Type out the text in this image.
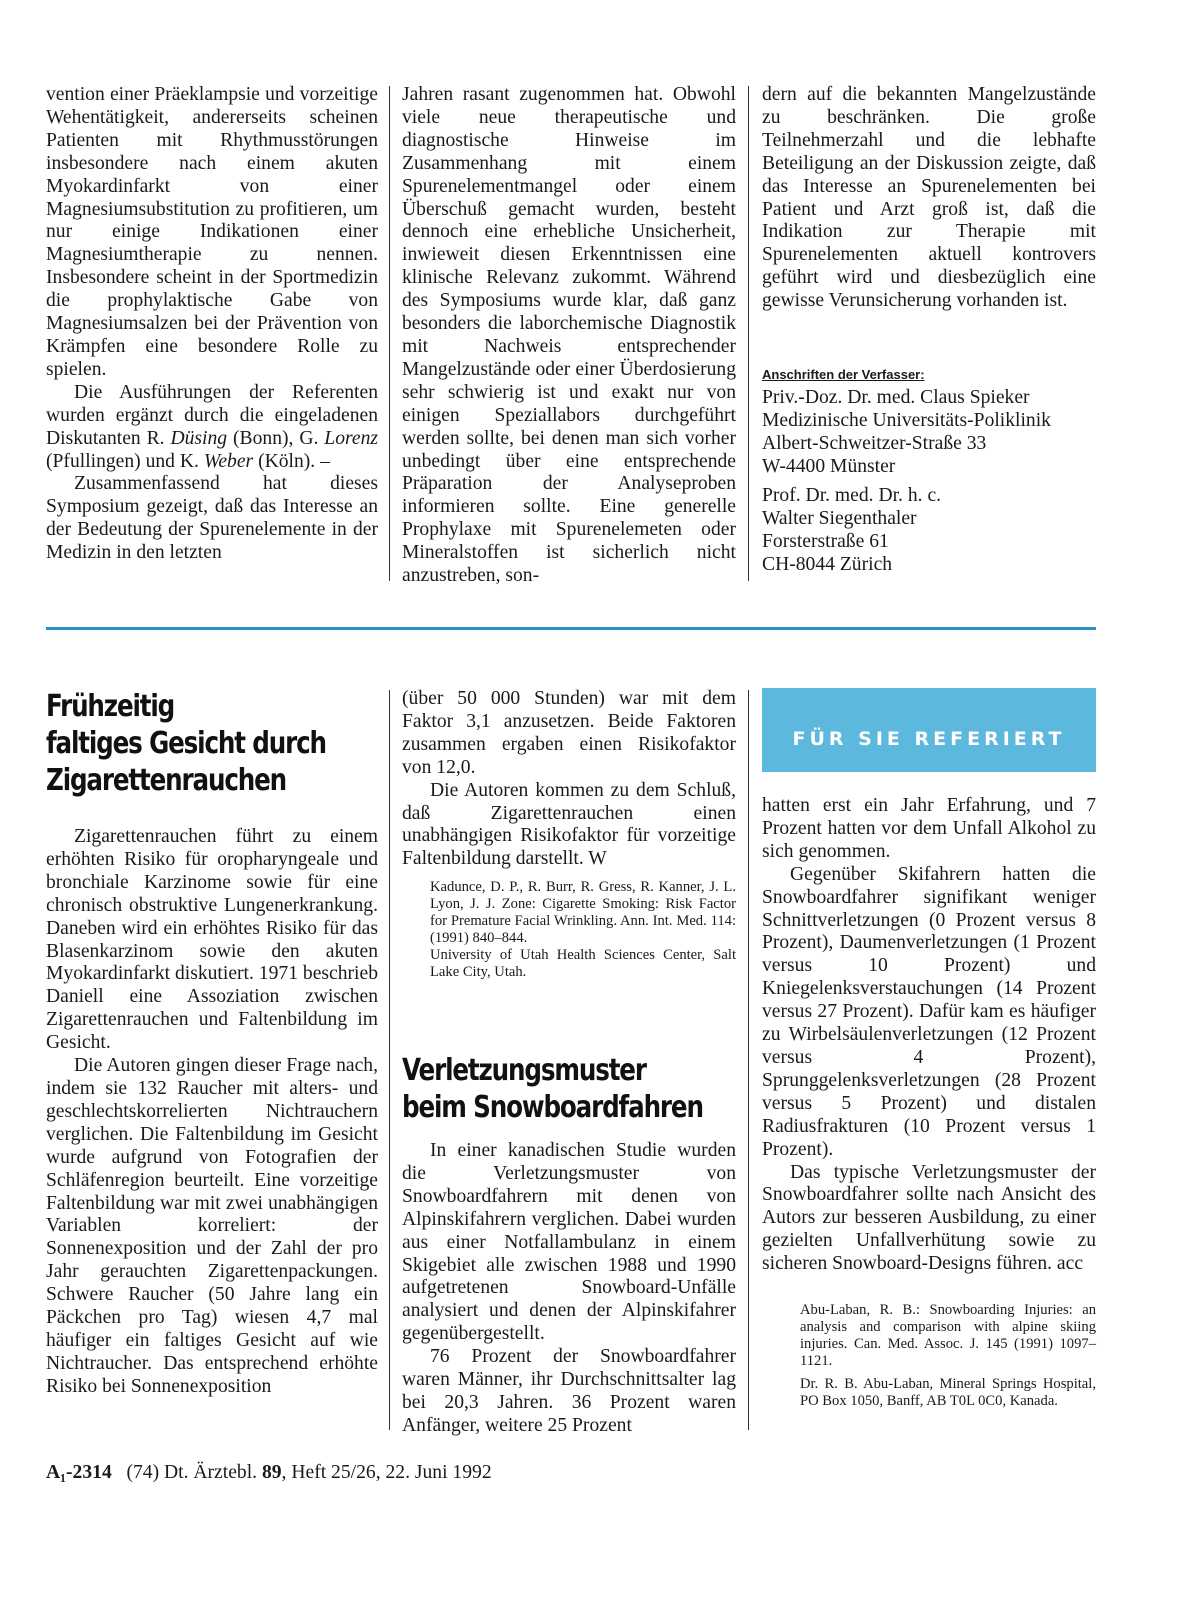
vention einer Präeklampsie und vorzeitige Wehentätigkeit, andererseits scheinen Patienten mit Rhythmusstörungen insbesondere nach einem akuten Myokardinfarkt von einer Magnesiumsubstitution zu profitieren, um nur einige Indikationen einer Magnesiumtherapie zu nennen. Insbesondere scheint in der Sportmedizin die prophylaktische Gabe von Magnesiumsalzen bei der Prävention von Krämpfen eine besondere Rolle zu spielen.

Die Ausführungen der Referenten wurden ergänzt durch die eingeladenen Diskutanten R. Düsing (Bonn), G. Lorenz (Pfullingen) und K. Weber (Köln). –

Zusammenfassend hat dieses Symposium gezeigt, daß das Interesse an der Bedeutung der Spurenelemente in der Medizin in den letzten

Jahren rasant zugenommen hat. Obwohl viele neue therapeutische und diagnostische Hinweise im Zusammenhang mit einem Spurenelementmangel oder einem Überschuß gemacht wurden, besteht dennoch eine erhebliche Unsicherheit, inwieweit diesen Erkenntnissen eine klinische Relevanz zukommt. Während des Symposiums wurde klar, daß ganz besonders die laborchemische Diagnostik mit Nachweis entsprechender Mangelzustände oder einer Überdosierung sehr schwierig ist und exakt nur von einigen Speziallabors durchgeführt werden sollte, bei denen man sich vorher unbedingt über eine entsprechende Präparation der Analyseproben informieren sollte. Eine generelle Prophylaxe mit Spurenelemeten oder Mineralstoffen ist sicherlich nicht anzustreben, son-

dern auf die bekannten Mangelzustände zu beschränken. Die große Teilnehmerzahl und die lebhafte Beteiligung an der Diskussion zeigte, daß das Interesse an Spurenelementen bei Patient und Arzt groß ist, daß die Indikation zur Therapie mit Spurenelementen aktuell kontrovers geführt wird und diesbezüglich eine gewisse Verunsicherung vorhanden ist.

Anschriften der Verfasser:

Priv.-Doz. Dr. med. Claus Spieker
Medizinische Universitäts-Poliklinik
Albert-Schweitzer-Straße 33
W-4400 Münster
Prof. Dr. med. Dr. h. c.
Walter Siegenthaler
Forsterstraße 61
CH-8044 Zürich
Frühzeitig
faltiges Gesicht durch
Zigarettenrauchen

Zigarettenrauchen führt zu einem erhöhten Risiko für oropharyngeale und bronchiale Karzinome sowie für eine chronisch obstruktive Lungenerkrankung. Daneben wird ein erhöhtes Risiko für das Blasenkarzinom sowie den akuten Myokardinfarkt diskutiert. 1971 beschrieb Daniell eine Assoziation zwischen Zigarettenrauchen und Faltenbildung im Gesicht.

Die Autoren gingen dieser Frage nach, indem sie 132 Raucher mit alters- und geschlechtskorrelierten Nichtrauchern verglichen. Die Faltenbildung im Gesicht wurde aufgrund von Fotografien der Schläfenregion beurteilt. Eine vorzeitige Faltenbildung war mit zwei unabhängigen Variablen korreliert: der Sonnenexposition und der Zahl der pro Jahr gerauchten Zigarettenpackungen. Schwere Raucher (50 Jahre lang ein Päckchen pro Tag) wiesen 4,7 mal häufiger ein faltiges Gesicht auf wie Nichtraucher. Das entsprechend erhöhte Risiko bei Sonnenexposition

(über 50 000 Stunden) war mit dem Faktor 3,1 anzusetzen. Beide Faktoren zusammen ergaben einen Risikofaktor von 12,0.

Die Autoren kommen zu dem Schluß, daß Zigarettenrauchen einen unabhängigen Risikofaktor für vorzeitige Faltenbildung darstellt. W

Kadunce, D. P., R. Burr, R. Gress, R. Kanner, J. L. Lyon, J. J. Zone: Cigarette Smoking: Risk Factor for Premature Facial Wrinkling. Ann. Int. Med. 114: (1991) 840–844.

University of Utah Health Sciences Center, Salt Lake City, Utah.

Verletzungsmuster
beim Snowboardfahren

In einer kanadischen Studie wurden die Verletzungsmuster von Snowboardfahrern mit denen von Alpinskifahrern verglichen. Dabei wurden aus einer Notfallambulanz in einem Skigebiet alle zwischen 1988 und 1990 aufgetretenen Snowboard-Unfälle analysiert und denen der Alpinskifahrer gegenübergestellt.

76 Prozent der Snowboardfahrer waren Männer, ihr Durchschnittsalter lag bei 20,3 Jahren. 36 Prozent waren Anfänger, weitere 25 Prozent

FÜR SIE REFERIERT

hatten erst ein Jahr Erfahrung, und 7 Prozent hatten vor dem Unfall Alkohol zu sich genommen.

Gegenüber Skifahrern hatten die Snowboardfahrer signifikant weniger Schnittverletzungen (0 Prozent versus 8 Prozent), Daumenverletzungen (1 Prozent versus 10 Prozent) und Kniegelenksverstauchungen (14 Prozent versus 27 Prozent). Dafür kam es häufiger zu Wirbelsäulenverletzungen (12 Prozent versus 4 Prozent), Sprunggelenksverletzungen (28 Prozent versus 5 Prozent) und distalen Radiusfrakturen (10 Prozent versus 1 Prozent).

Das typische Verletzungsmuster der Snowboardfahrer sollte nach Ansicht des Autors zur besseren Ausbildung, zu einer gezielten Unfallverhütung sowie zu sicheren Snowboard-Designs führen. acc

Abu-Laban, R. B.: Snowboarding Injuries: an analysis and comparison with alpine skiing injuries. Can. Med. Assoc. J. 145 (1991) 1097–1121.

Dr. R. B. Abu-Laban, Mineral Springs Hospital, PO Box 1050, Banff, AB T0L 0C0, Kanada.

A₁-2314 (74) Dt. Ärztebl. 89, Heft 25/26, 22. Juni 1992
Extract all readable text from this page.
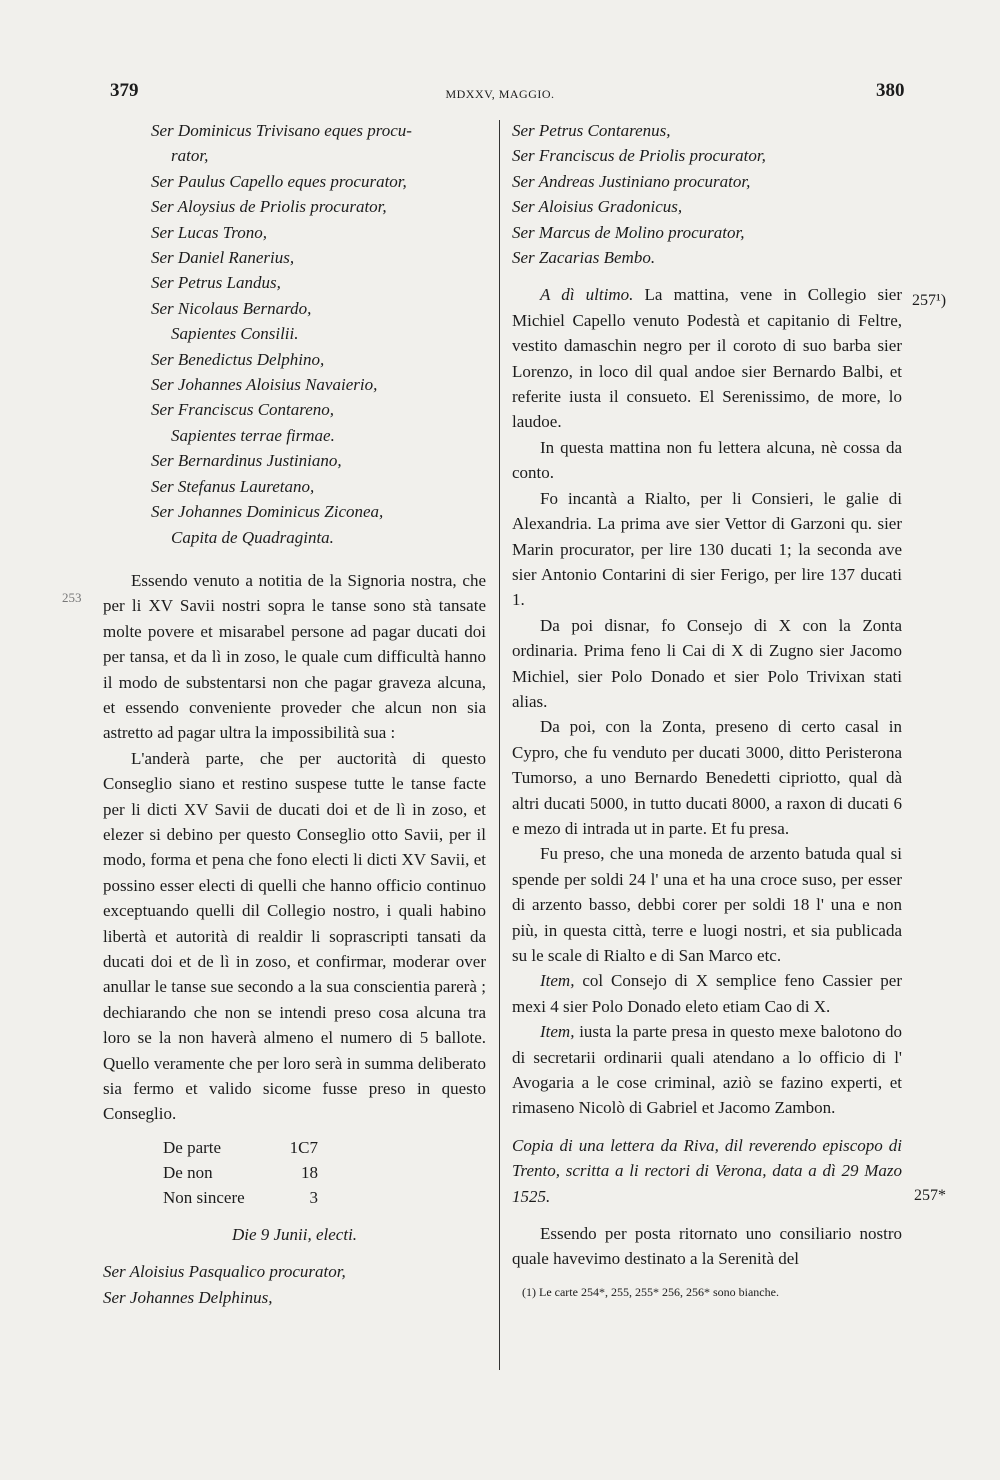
379	MDXXV, MAGGIO.	380
Ser Dominicus Trivisano eques procu-
rator,
Ser Paulus Capello eques procurator,
Ser Aloysius de Priolis procurator,
Ser Lucas Trono,
Ser Daniel Ranerius,
Ser Petrus Landus,
Ser Nicolaus Bernardo,
Sapientes Consilii.
Ser Benedictus Delphino,
Ser Johannes Aloisius Navaierio,
Ser Franciscus Contareno,
Sapientes terrae firmae.
Ser Bernardinus Justiniano,
Ser Stefanus Lauretano,
Ser Johannes Dominicus Ziconea,
Capita de Quadraginta.

Essendo venuto a notitia de la Signoria nostra, che per li XV Savii nostri sopra le tanse sono stà tansate molte povere et misarabel persone ad pagar ducati doi per tansa, et da lì in zoso, le quale cum difficultà hanno il modo de substentarsi non che pagar graveza alcuna, et essendo conveniente proveder che alcun non sia astretto ad pagar ultra la impossibilità sua :

L'anderà parte, che per auctorità di questo Conseglio siano et restino suspese tutte le tanse facte per li dicti XV Savii de ducati doi et de lì in zoso, et elezer si debino per questo Conseglio otto Savii, per il modo, forma et pena che fono electi li dicti XV Savii, et possino esser electi di quelli che hanno officio continuo exceptuando quelli dil Collegio nostro, i quali habino libertà et autorità di realdir li soprascripti tansati da ducati doi et de lì in zoso, et confirmar, moderar over anullar le tanse sue secondo a la sua conscientia parerà ; dechiarando che non se intendi preso cosa alcuna tra loro se la non haverà almeno el numero di 5 ballote. Quello veramente che per loro serà in summa deliberato sia fermo et valido sicome fusse preso in questo Conseglio.

De parte	1C7
De non	18
Non sincere	3
Die 9 Junii, electi.
Ser Aloisius Pasqualico procurator,
Ser Johannes Delphinus,
253
Ser Petrus Contarenus,
Ser Franciscus de Priolis procurator,
Ser Andreas Justiniano procurator,
Ser Aloisius Gradonicus,
Ser Marcus de Molino procurator,
Ser Zacarias Bembo.

A dì ultimo. La mattina, vene in Collegio sier Michiel Capello venuto Podestà et capitanio di Feltre, vestito damaschin negro per il coroto di suo barba sier Lorenzo, in loco dil qual andoe sier Bernardo Balbi, et referite iusta il consueto. El Serenissimo, de more, lo laudoe.

In questa mattina non fu lettera alcuna, nè cossa da conto.

Fo incantà a Rialto, per li Consieri, le galie di Alexandria. La prima ave sier Vettor di Garzoni qu. sier Marin procurator, per lire 130 ducati 1; la seconda ave sier Antonio Contarini di sier Ferigo, per lire 137 ducati 1.

Da poi disnar, fo Consejo di X con la Zonta ordinaria. Prima feno li Cai di X di Zugno sier Jacomo Michiel, sier Polo Donado et sier Polo Trivixan stati alias.

Da poi, con la Zonta, preseno di certo casal in Cypro, che fu venduto per ducati 3000, ditto Peristerona Tumorso, a uno Bernardo Benedetti cipriotto, qual dà altri ducati 5000, in tutto ducati 8000, a raxon di ducati 6 e mezo di intrada ut in parte. Et fu presa.

Fu preso, che una moneda de arzento batuda qual si spende per soldi 24 l' una et ha una croce suso, per esser di arzento basso, debbi corer per soldi 18 l' una e non più, in questa città, terre e luogi nostri, et sia publicada su le scale di Rialto e di San Marco etc.

Item, col Consejo di X semplice feno Cassier per mexi 4 sier Polo Donado eleto etiam Cao di X.

Item, iusta la parte presa in questo mexe balotono do di secretarii ordinarii quali atendano a lo officio di l' Avogaria a le cose criminal, aziò se fazino experti, et rimaseno Nicolò di Gabriel et Jacomo Zambon.

Copia di una lettera da Riva, dil reverendo episcopo di Trento, scritta a li rectori di Verona, data a dì 29 Mazo 1525.

Essendo per posta ritornato uno consiliario nostro quale havevimo destinato a la Serenità del

(1) Le carte 254*, 255, 255* 256, 256* sono bianche.
257¹)
257*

########################################

» Exercise instructions: Return each line from the entries above that includes "Bernardo".

» Your solution:
Ser Nicolaus Bernardo,
A dì ultimo. La mattina, vene in Collegio sier Michiel Capello venuto Podestà et capitanio di Feltre, vestito damaschin negro per il coroto di suo barba sier Lorenzo, in loco dil qual andoe sier Bernardo Balbi, et referite iusta il consueto. El Serenissimo, de more, lo laudoe.
Da poi, con la Zonta, preseno di certo casal in Cypro, che fu venduto per ducati 3000, ditto Peristerona Tumorso, a uno Bernardo Benedetti cipriotto, qual dà altri ducati 5000, in tutto ducati 8000, a raxon di ducati 6 e mezo di intrada ut in parte. Et fu presa.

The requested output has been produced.